◆ WRITTEN EXERCISE
Determine how many lines include the string "今不问王而先问岁与民". Output that number only.

◆ DATA EXTRACT
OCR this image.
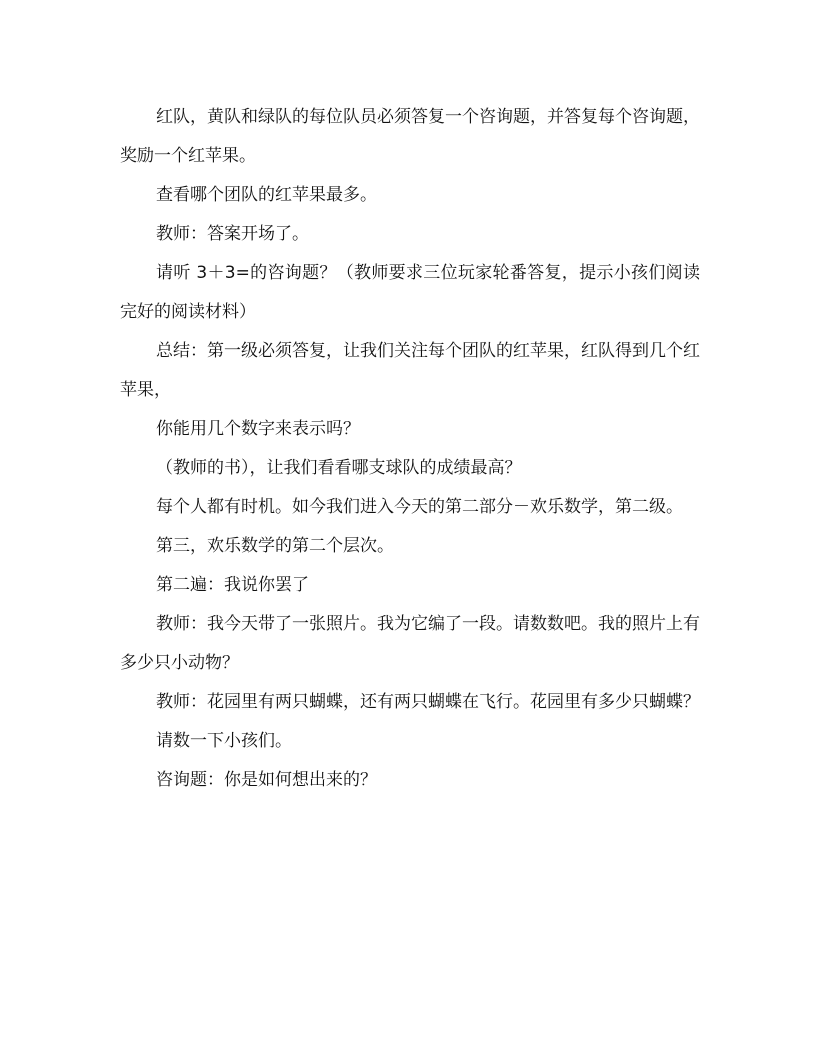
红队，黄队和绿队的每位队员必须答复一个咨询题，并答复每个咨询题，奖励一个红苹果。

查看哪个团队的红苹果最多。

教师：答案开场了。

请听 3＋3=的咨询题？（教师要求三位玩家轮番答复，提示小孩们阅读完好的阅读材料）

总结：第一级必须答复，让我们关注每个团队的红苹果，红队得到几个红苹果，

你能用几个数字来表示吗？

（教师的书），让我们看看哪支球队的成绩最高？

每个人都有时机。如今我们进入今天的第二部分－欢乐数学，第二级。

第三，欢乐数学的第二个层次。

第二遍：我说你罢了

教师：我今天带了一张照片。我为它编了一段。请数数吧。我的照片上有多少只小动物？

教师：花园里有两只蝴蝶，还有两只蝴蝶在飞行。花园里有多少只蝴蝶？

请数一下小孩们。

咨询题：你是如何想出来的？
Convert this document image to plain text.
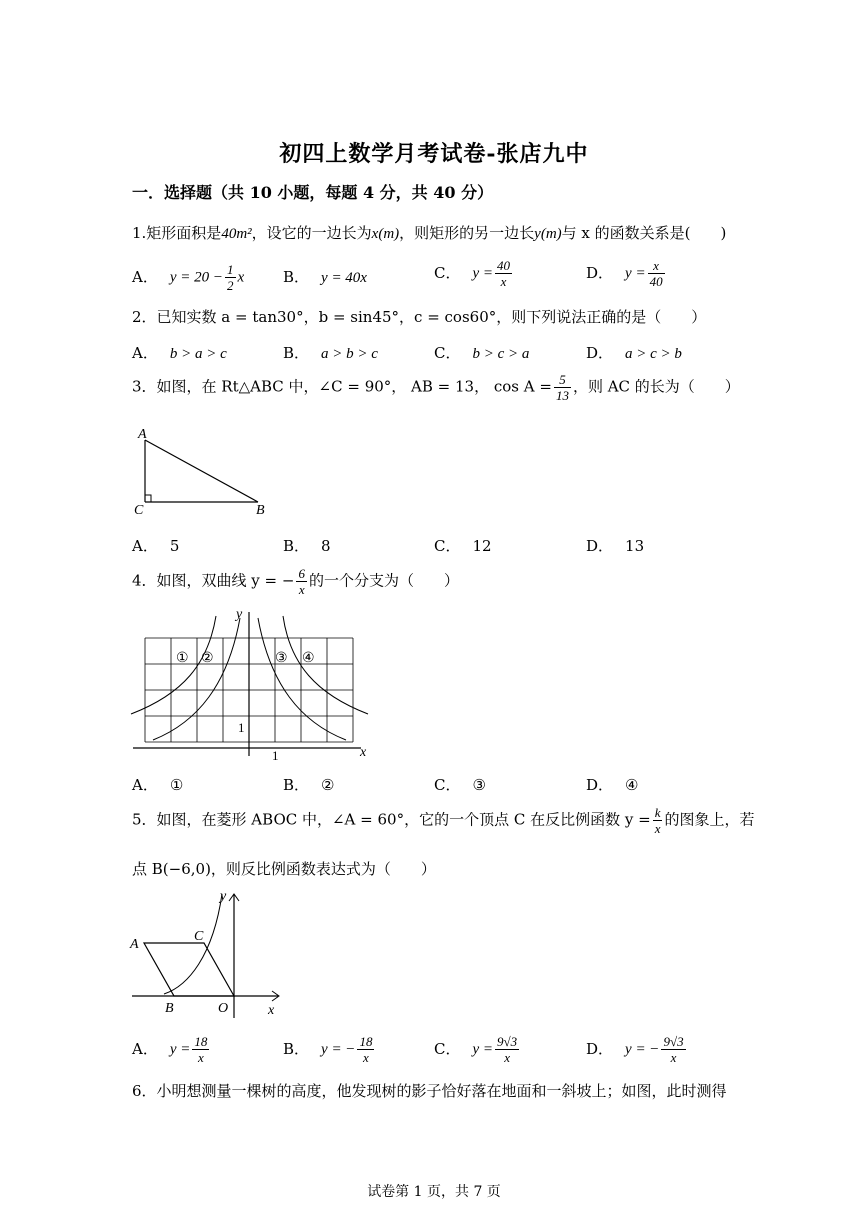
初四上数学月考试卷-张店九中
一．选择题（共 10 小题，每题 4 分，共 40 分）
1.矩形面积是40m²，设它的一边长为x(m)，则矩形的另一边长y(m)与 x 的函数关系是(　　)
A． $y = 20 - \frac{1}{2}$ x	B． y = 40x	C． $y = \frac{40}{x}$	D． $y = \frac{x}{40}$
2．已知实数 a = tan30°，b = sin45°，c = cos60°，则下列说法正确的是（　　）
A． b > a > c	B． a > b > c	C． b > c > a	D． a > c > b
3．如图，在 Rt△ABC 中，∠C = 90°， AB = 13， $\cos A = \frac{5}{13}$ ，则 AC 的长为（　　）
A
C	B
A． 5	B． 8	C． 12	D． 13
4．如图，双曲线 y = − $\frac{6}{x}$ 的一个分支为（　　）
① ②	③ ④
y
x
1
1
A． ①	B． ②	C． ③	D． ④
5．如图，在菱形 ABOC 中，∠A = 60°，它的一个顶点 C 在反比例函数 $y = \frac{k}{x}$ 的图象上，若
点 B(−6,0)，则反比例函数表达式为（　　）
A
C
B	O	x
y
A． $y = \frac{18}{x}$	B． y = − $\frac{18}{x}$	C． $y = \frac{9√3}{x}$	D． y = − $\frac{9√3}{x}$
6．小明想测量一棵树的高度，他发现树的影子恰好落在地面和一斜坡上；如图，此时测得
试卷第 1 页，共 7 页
==
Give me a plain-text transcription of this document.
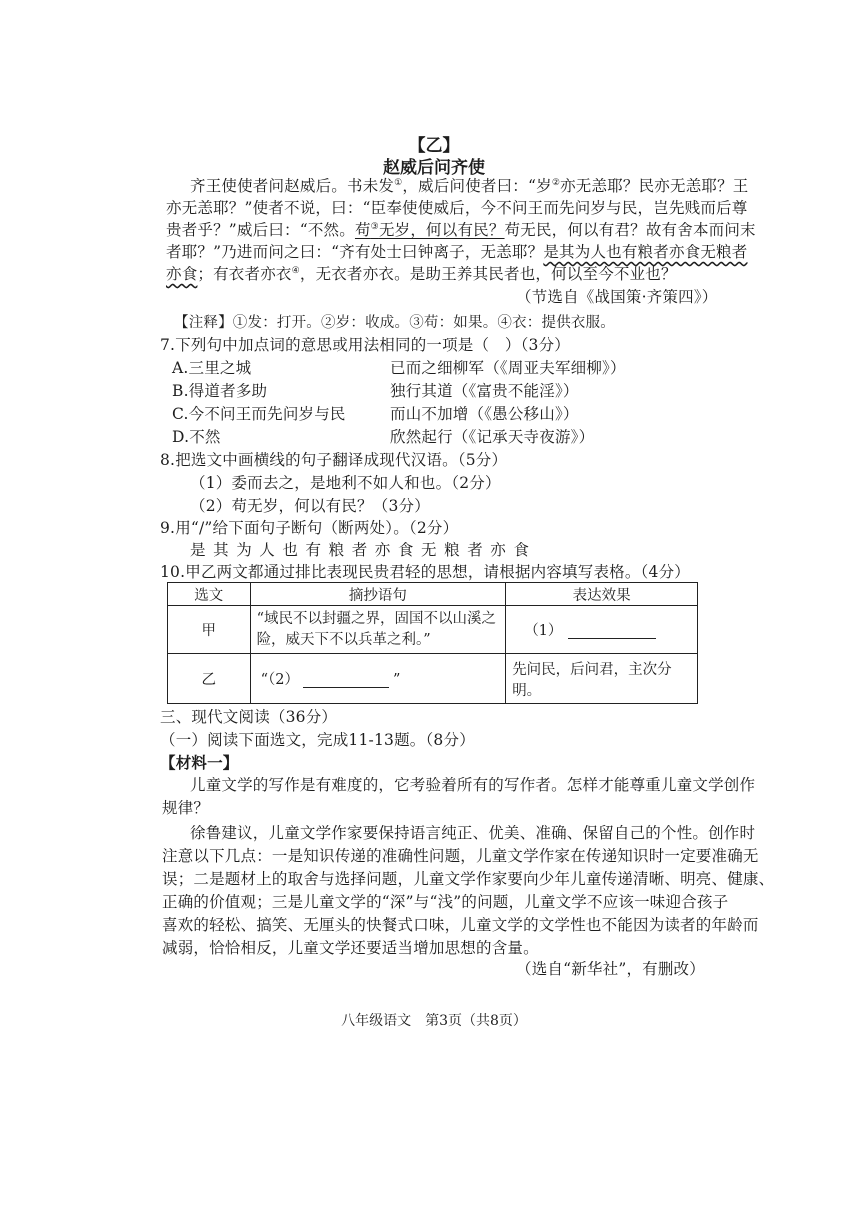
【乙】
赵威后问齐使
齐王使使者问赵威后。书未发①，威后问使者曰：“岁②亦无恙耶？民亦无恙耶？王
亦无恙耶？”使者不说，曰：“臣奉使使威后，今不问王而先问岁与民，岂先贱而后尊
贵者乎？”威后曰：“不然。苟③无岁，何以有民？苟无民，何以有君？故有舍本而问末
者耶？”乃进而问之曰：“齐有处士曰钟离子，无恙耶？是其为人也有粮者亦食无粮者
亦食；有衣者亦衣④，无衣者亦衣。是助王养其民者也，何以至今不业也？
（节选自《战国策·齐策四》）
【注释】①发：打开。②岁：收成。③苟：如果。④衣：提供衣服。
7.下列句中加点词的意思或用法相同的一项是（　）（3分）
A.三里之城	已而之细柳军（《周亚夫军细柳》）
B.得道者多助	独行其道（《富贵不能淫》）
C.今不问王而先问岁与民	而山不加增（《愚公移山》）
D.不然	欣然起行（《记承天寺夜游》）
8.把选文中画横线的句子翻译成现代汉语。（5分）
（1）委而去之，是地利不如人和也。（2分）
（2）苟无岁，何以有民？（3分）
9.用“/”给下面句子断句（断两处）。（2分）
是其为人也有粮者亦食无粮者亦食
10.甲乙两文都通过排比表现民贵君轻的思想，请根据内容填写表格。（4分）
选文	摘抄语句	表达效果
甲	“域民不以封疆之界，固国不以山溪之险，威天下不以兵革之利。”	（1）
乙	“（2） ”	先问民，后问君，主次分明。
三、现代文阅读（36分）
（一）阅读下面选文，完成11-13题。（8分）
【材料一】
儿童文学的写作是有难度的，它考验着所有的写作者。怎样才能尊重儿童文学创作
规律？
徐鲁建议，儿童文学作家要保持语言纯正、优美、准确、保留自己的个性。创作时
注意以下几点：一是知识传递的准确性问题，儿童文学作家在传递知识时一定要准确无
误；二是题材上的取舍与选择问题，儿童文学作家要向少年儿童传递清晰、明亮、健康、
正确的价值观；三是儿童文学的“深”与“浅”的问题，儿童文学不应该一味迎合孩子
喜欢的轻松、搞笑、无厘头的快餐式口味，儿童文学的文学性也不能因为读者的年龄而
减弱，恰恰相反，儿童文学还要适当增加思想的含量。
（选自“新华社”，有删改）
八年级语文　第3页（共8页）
* * *
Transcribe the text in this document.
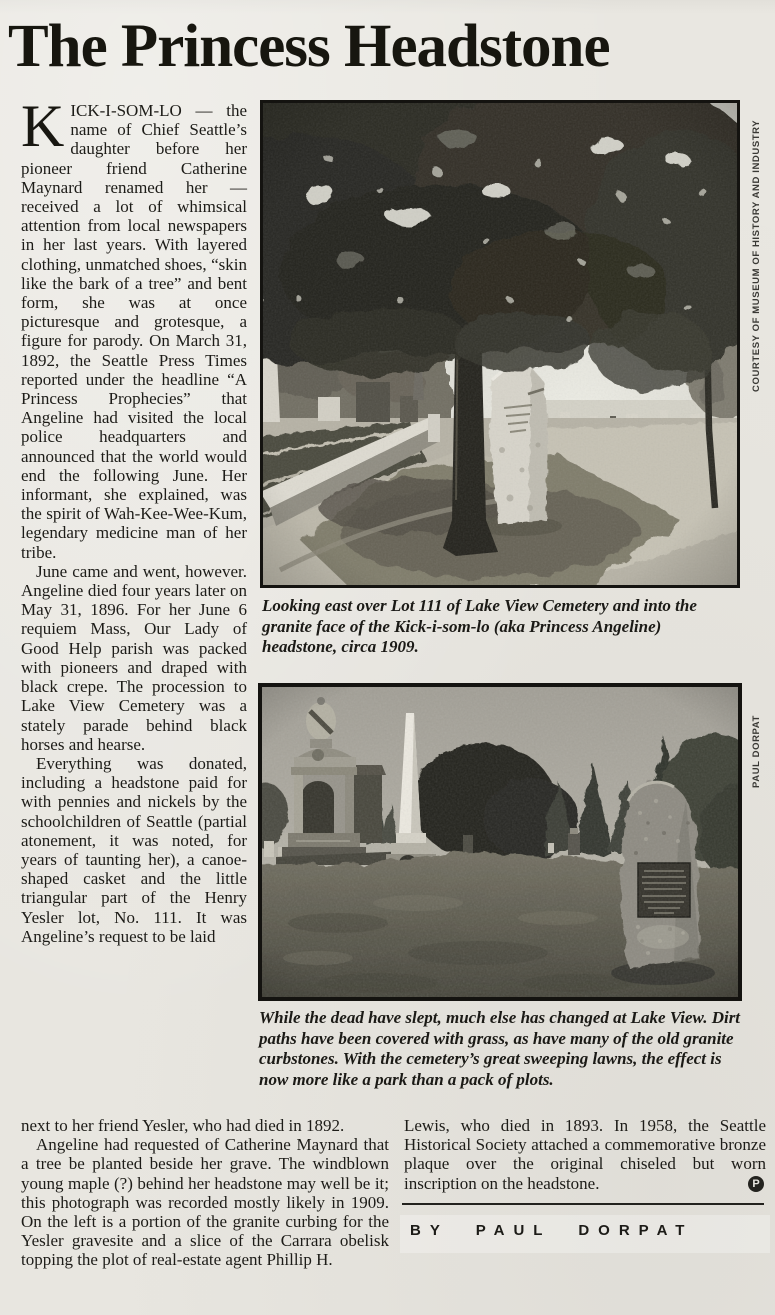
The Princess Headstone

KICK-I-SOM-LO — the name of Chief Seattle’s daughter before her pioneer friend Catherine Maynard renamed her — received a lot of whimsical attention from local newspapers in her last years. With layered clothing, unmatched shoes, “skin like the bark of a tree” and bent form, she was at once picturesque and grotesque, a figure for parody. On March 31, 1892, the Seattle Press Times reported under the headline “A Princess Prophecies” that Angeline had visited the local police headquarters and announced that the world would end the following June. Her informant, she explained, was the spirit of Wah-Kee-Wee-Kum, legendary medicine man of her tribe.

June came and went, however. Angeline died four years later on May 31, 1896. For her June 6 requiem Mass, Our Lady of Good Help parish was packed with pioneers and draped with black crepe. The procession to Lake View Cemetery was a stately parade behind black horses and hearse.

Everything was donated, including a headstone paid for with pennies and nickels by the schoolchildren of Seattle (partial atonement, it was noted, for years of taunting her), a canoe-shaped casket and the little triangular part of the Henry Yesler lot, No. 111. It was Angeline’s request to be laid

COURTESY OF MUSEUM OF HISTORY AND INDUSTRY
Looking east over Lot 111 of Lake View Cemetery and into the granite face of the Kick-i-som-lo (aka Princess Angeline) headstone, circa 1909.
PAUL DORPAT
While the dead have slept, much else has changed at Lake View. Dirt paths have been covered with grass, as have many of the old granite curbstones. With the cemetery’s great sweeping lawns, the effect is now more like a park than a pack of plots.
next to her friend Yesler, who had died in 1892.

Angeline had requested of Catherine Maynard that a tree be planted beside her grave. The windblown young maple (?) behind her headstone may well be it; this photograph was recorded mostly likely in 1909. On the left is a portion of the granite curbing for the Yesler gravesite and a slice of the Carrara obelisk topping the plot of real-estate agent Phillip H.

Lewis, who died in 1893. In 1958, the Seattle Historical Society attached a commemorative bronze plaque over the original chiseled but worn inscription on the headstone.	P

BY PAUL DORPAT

◆ ANSWER FOR THE TASK
2